* Your task: Reproduce the records below exactly as given.

# Record list start

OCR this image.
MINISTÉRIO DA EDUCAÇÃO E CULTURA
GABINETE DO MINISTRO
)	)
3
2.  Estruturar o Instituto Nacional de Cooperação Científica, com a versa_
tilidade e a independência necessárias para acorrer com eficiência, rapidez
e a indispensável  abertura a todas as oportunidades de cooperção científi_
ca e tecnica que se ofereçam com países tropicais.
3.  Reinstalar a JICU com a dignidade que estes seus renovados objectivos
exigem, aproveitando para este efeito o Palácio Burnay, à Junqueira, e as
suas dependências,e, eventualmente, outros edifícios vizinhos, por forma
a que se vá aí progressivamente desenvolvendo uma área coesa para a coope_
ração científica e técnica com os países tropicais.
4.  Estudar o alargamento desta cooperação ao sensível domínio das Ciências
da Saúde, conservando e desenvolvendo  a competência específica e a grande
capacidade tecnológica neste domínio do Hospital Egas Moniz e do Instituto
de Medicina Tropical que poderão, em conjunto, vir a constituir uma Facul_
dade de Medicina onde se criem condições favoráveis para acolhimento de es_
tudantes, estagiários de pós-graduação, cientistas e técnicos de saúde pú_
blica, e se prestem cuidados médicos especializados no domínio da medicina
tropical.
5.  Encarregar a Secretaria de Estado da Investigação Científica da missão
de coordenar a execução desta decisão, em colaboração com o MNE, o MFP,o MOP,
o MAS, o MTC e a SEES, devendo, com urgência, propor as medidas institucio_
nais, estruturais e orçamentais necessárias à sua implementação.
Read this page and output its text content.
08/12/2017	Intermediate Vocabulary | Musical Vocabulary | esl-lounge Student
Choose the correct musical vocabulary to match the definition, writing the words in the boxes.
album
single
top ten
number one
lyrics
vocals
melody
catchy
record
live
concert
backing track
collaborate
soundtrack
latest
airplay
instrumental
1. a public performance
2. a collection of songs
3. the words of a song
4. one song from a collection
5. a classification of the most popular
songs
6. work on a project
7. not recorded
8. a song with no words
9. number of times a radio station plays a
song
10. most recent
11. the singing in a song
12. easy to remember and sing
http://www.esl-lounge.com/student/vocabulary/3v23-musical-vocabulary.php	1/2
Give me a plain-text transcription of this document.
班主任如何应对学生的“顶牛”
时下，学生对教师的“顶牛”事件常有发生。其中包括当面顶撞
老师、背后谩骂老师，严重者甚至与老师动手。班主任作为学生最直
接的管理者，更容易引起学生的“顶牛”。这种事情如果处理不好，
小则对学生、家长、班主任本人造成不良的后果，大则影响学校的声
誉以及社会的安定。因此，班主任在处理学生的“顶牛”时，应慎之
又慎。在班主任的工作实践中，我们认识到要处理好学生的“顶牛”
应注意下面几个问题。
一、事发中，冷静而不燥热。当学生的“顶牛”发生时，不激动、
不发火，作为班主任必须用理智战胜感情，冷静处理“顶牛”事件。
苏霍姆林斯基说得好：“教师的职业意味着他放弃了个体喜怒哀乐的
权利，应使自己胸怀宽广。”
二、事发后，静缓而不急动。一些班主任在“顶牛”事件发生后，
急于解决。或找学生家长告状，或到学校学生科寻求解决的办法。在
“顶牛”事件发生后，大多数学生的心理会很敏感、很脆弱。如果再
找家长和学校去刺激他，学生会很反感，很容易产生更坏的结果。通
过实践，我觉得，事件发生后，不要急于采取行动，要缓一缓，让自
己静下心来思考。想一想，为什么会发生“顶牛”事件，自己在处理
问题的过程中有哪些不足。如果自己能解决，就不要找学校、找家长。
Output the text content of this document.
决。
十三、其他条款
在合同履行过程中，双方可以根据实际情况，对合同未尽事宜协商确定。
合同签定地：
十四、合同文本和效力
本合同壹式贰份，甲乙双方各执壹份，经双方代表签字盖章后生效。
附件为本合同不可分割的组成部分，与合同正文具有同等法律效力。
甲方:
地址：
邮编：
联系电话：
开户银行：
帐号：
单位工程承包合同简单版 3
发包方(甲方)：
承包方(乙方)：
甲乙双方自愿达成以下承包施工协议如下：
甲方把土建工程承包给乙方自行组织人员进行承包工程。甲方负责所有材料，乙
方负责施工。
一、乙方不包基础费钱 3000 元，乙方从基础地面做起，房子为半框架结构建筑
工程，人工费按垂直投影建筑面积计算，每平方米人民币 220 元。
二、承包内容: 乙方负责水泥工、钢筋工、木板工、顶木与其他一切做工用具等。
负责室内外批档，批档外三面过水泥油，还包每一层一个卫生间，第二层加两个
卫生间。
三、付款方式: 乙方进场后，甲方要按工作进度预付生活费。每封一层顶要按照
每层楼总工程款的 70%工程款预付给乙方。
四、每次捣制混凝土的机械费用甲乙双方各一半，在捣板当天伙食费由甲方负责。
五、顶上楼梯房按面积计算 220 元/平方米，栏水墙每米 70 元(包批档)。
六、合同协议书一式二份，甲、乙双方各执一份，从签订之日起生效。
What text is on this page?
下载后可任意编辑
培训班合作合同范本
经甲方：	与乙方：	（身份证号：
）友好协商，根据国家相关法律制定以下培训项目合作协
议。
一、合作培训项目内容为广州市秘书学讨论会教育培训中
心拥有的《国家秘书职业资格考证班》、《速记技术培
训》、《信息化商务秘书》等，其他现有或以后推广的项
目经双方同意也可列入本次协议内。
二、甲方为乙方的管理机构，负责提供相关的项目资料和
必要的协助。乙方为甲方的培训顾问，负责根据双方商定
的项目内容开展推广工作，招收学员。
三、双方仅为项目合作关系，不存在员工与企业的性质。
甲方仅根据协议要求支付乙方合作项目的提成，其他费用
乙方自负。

# Record list end

* Final answer:
OCR this image.
MINISTÉRIO DA EDUCAÇÃO E CULTURA
GABINETE DO MINISTRO
)	)
3
2.  Estruturar o Instituto Nacional de Cooperação Científica, com a versa_
tilidade e a independência necessárias para acorrer com eficiência, rapidez
e a indispensável  abertura a todas as oportunidades de cooperção científi_
ca e tecnica que se ofereçam com países tropicais.
3.  Reinstalar a JICU com a dignidade que estes seus renovados objectivos
exigem, aproveitando para este efeito o Palácio Burnay, à Junqueira, e as
suas dependências,e, eventualmente, outros edifícios vizinhos, por forma
a que se vá aí progressivamente desenvolvendo uma área coesa para a coope_
ração científica e técnica com os países tropicais.
4.  Estudar o alargamento desta cooperação ao sensível domínio das Ciências
da Saúde, conservando e desenvolvendo  a competência específica e a grande
capacidade tecnológica neste domínio do Hospital Egas Moniz e do Instituto
de Medicina Tropical que poderão, em conjunto, vir a constituir uma Facul_
dade de Medicina onde se criem condições favoráveis para acolhimento de es_
tudantes, estagiários de pós-graduação, cientistas e técnicos de saúde pú_
blica, e se prestem cuidados médicos especializados no domínio da medicina
tropical.
5.  Encarregar a Secretaria de Estado da Investigação Científica da missão
de coordenar a execução desta decisão, em colaboração com o MNE, o MFP,o MOP,
o MAS, o MTC e a SEES, devendo, com urgência, propor as medidas institucio_
nais, estruturais e orçamentais necessárias à sua implementação.
Read this page and output its text content.
08/12/2017	Intermediate Vocabulary | Musical Vocabulary | esl-lounge Student
Choose the correct musical vocabulary to match the definition, writing the words in the boxes.
album
single
top ten
number one
lyrics
vocals
melody
catchy
record
live
concert
backing track
collaborate
soundtrack
latest
airplay
instrumental
1. a public performance
2. a collection of songs
3. the words of a song
4. one song from a collection
5. a classification of the most popular
songs
6. work on a project
7. not recorded
8. a song with no words
9. number of times a radio station plays a
song
10. most recent
11. the singing in a song
12. easy to remember and sing
http://www.esl-lounge.com/student/vocabulary/3v23-musical-vocabulary.php	1/2
Give me a plain-text transcription of this document.
班主任如何应对学生的“顶牛”
时下，学生对教师的“顶牛”事件常有发生。其中包括当面顶撞
老师、背后谩骂老师，严重者甚至与老师动手。班主任作为学生最直
接的管理者，更容易引起学生的“顶牛”。这种事情如果处理不好，
小则对学生、家长、班主任本人造成不良的后果，大则影响学校的声
誉以及社会的安定。因此，班主任在处理学生的“顶牛”时，应慎之
又慎。在班主任的工作实践中，我们认识到要处理好学生的“顶牛”
应注意下面几个问题。
一、事发中，冷静而不燥热。当学生的“顶牛”发生时，不激动、
不发火，作为班主任必须用理智战胜感情，冷静处理“顶牛”事件。
苏霍姆林斯基说得好：“教师的职业意味着他放弃了个体喜怒哀乐的
权利，应使自己胸怀宽广。”
二、事发后，静缓而不急动。一些班主任在“顶牛”事件发生后，
急于解决。或找学生家长告状，或到学校学生科寻求解决的办法。在
“顶牛”事件发生后，大多数学生的心理会很敏感、很脆弱。如果再
找家长和学校去刺激他，学生会很反感，很容易产生更坏的结果。通
过实践，我觉得，事件发生后，不要急于采取行动，要缓一缓，让自
己静下心来思考。想一想，为什么会发生“顶牛”事件，自己在处理
问题的过程中有哪些不足。如果自己能解决，就不要找学校、找家长。
Output the text content of this document.
决。
十三、其他条款
在合同履行过程中，双方可以根据实际情况，对合同未尽事宜协商确定。
合同签定地：
十四、合同文本和效力
本合同壹式贰份，甲乙双方各执壹份，经双方代表签字盖章后生效。
附件为本合同不可分割的组成部分，与合同正文具有同等法律效力。
甲方:
地址：
邮编：
联系电话：
开户银行：
帐号：
单位工程承包合同简单版 3
发包方(甲方)：
承包方(乙方)：
甲乙双方自愿达成以下承包施工协议如下：
甲方把土建工程承包给乙方自行组织人员进行承包工程。甲方负责所有材料，乙
方负责施工。
一、乙方不包基础费钱 3000 元，乙方从基础地面做起，房子为半框架结构建筑
工程，人工费按垂直投影建筑面积计算，每平方米人民币 220 元。
二、承包内容: 乙方负责水泥工、钢筋工、木板工、顶木与其他一切做工用具等。
负责室内外批档，批档外三面过水泥油，还包每一层一个卫生间，第二层加两个
卫生间。
三、付款方式: 乙方进场后，甲方要按工作进度预付生活费。每封一层顶要按照
每层楼总工程款的 70%工程款预付给乙方。
四、每次捣制混凝土的机械费用甲乙双方各一半，在捣板当天伙食费由甲方负责。
五、顶上楼梯房按面积计算 220 元/平方米，栏水墙每米 70 元(包批档)。
六、合同协议书一式二份，甲、乙双方各执一份，从签订之日起生效。
What text is on this page?
下载后可任意编辑
培训班合作合同范本
经甲方：	与乙方：	（身份证号：
）友好协商，根据国家相关法律制定以下培训项目合作协
议。
一、合作培训项目内容为广州市秘书学讨论会教育培训中
心拥有的《国家秘书职业资格考证班》、《速记技术培
训》、《信息化商务秘书》等，其他现有或以后推广的项
目经双方同意也可列入本次协议内。
二、甲方为乙方的管理机构，负责提供相关的项目资料和
必要的协助。乙方为甲方的培训顾问，负责根据双方商定
的项目内容开展推广工作，招收学员。
三、双方仅为项目合作关系，不存在员工与企业的性质。
甲方仅根据协议要求支付乙方合作项目的提成，其他费用
乙方自负。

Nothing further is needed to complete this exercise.